● REQUIREMENTS
Update these items by replacing "chevron-right-icon" with "arrow-right-icon" wherever it occurs, and leave everything else unchanged. Omit the pictures from your answer.

* begin *

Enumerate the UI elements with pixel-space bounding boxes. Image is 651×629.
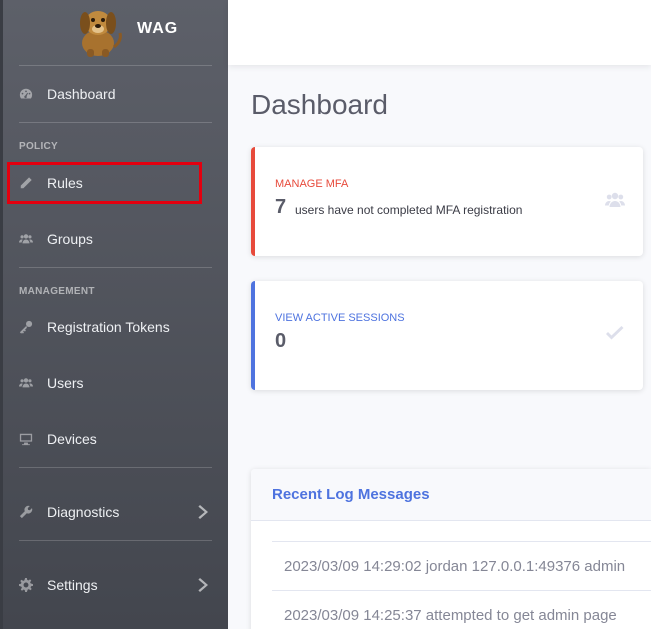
card-subtext: users have not completed MFA registratio… [295,203,523,217]
users-icon [19,376,33,390]
section-heading-management: MANAGEMENT [19,286,95,297]
recent-log-messages-card: Recent Log Messages 2023/03/09 14:29:02 … [251,469,651,629]
chevron-right-icon [197,577,209,593]
desktop-icon [19,432,33,446]
sidebar-item-label: Devices [47,431,97,447]
sidebar-divider [19,65,212,66]
gear-icon [19,578,33,592]
card-value: 7 [275,196,287,218]
key-icon [19,320,33,334]
list-item: 2023/03/09 14:25:37 attempted to get adm… [272,590,651,629]
sidebar-divider [19,122,212,123]
log-card-header: Recent Log Messages [251,469,651,521]
sidebar-item-settings[interactable]: Settings [3,570,228,600]
check-icon [605,325,625,343]
sidebar-item-label: Groups [47,231,93,247]
sidebar-item-label: Dashboard [47,86,116,102]
active-sessions-card[interactable]: VIEW ACTIVE SESSIONS 0 [251,281,643,390]
brand[interactable]: WAG [3,0,228,65]
highlight-box [7,162,202,204]
log-message: 2023/03/09 14:25:37 attempted to get adm… [284,607,617,624]
sidebar-item-dashboard[interactable]: Dashboard [3,79,228,109]
tachometer-icon [19,87,33,101]
dog-logo-icon [80,11,122,57]
sidebar-item-users[interactable]: Users [3,368,228,398]
sidebar-item-devices[interactable]: Devices [3,424,228,454]
sidebar-item-label: Users [47,375,84,391]
card-label: MANAGE MFA [275,178,349,190]
sidebar-item-groups[interactable]: Groups [3,224,228,254]
topbar [228,0,651,65]
wrench-icon [19,505,33,519]
users-icon [19,232,33,246]
card-label: VIEW ACTIVE SESSIONS [275,312,405,324]
sidebar-item-label: Settings [47,577,98,593]
manage-mfa-card[interactable]: MANAGE MFA 7 users have not completed MF… [251,147,643,256]
log-message: 2023/03/09 14:29:02 jordan 127.0.0.1:493… [284,558,626,575]
brand-name: WAG [137,20,179,37]
sidebar-item-registration-tokens[interactable]: Registration Tokens [3,312,228,342]
sidebar-item-diagnostics[interactable]: Diagnostics [3,497,228,527]
page-title: Dashboard [251,89,388,120]
log-card-title: Recent Log Messages [272,486,430,503]
sidebar-item-label: Diagnostics [47,504,120,520]
card-value: 0 [275,330,287,352]
sidebar: WAG Dashboard POLICY Rules Groups MANAGE… [0,0,228,629]
chevron-right-icon [197,504,209,520]
list-item: 2023/03/09 14:29:02 jordan 127.0.0.1:493… [272,541,651,589]
sidebar-divider [19,540,212,541]
sidebar-item-label: Registration Tokens [47,319,170,335]
sidebar-divider [19,467,212,468]
users-icon [605,191,625,209]
section-heading-policy: POLICY [19,141,59,152]
sidebar-divider [19,267,212,268]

* end *

● SOLUTION TO THE EXERCISE
Enumerate the UI elements with pixel-space bounding boxes. Image is 651×629.
card-subtext: users have not completed MFA registratio… [295,203,523,217]
users-icon [19,376,33,390]
section-heading-management: MANAGEMENT [19,286,95,297]
recent-log-messages-card: Recent Log Messages 2023/03/09 14:29:02 … [251,469,651,629]
arrow-right-icon [197,577,209,593]
desktop-icon [19,432,33,446]
sidebar-item-label: Devices [47,431,97,447]
sidebar-divider [19,65,212,66]
gear-icon [19,578,33,592]
card-value: 7 [275,196,287,218]
key-icon [19,320,33,334]
list-item: 2023/03/09 14:25:37 attempted to get adm… [272,590,651,629]
sidebar-divider [19,122,212,123]
log-card-header: Recent Log Messages [251,469,651,521]
sidebar-item-settings[interactable]: Settings [3,570,228,600]
check-icon [605,325,625,343]
sidebar-item-label: Groups [47,231,93,247]
sidebar-item-label: Dashboard [47,86,116,102]
active-sessions-card[interactable]: VIEW ACTIVE SESSIONS 0 [251,281,643,390]
brand[interactable]: WAG [3,0,228,65]
highlight-box [7,162,202,204]
log-message: 2023/03/09 14:25:37 attempted to get adm… [284,607,617,624]
sidebar-item-dashboard[interactable]: Dashboard [3,79,228,109]
tachometer-icon [19,87,33,101]
dog-logo-icon [80,11,122,57]
sidebar-item-users[interactable]: Users [3,368,228,398]
sidebar-item-devices[interactable]: Devices [3,424,228,454]
sidebar-item-label: Users [47,375,84,391]
card-label: MANAGE MFA [275,178,349,190]
sidebar-item-groups[interactable]: Groups [3,224,228,254]
topbar [228,0,651,65]
wrench-icon [19,505,33,519]
users-icon [19,232,33,246]
card-label: VIEW ACTIVE SESSIONS [275,312,405,324]
sidebar-item-label: Settings [47,577,98,593]
manage-mfa-card[interactable]: MANAGE MFA 7 users have not completed MF… [251,147,643,256]
log-message: 2023/03/09 14:29:02 jordan 127.0.0.1:493… [284,558,626,575]
brand-name: WAG [137,20,179,37]
sidebar-item-registration-tokens[interactable]: Registration Tokens [3,312,228,342]
sidebar-item-diagnostics[interactable]: Diagnostics [3,497,228,527]
page-title: Dashboard [251,89,388,120]
log-card-title: Recent Log Messages [272,486,430,503]
sidebar-item-label: Diagnostics [47,504,120,520]
card-value: 0 [275,330,287,352]
sidebar: WAG Dashboard POLICY Rules Groups MANAGE… [0,0,228,629]
arrow-right-icon [197,504,209,520]
list-item: 2023/03/09 14:29:02 jordan 127.0.0.1:493… [272,541,651,589]
sidebar-divider [19,540,212,541]
sidebar-item-label: Registration Tokens [47,319,170,335]
sidebar-divider [19,467,212,468]
users-icon [605,191,625,209]
section-heading-policy: POLICY [19,141,59,152]
sidebar-divider [19,267,212,268]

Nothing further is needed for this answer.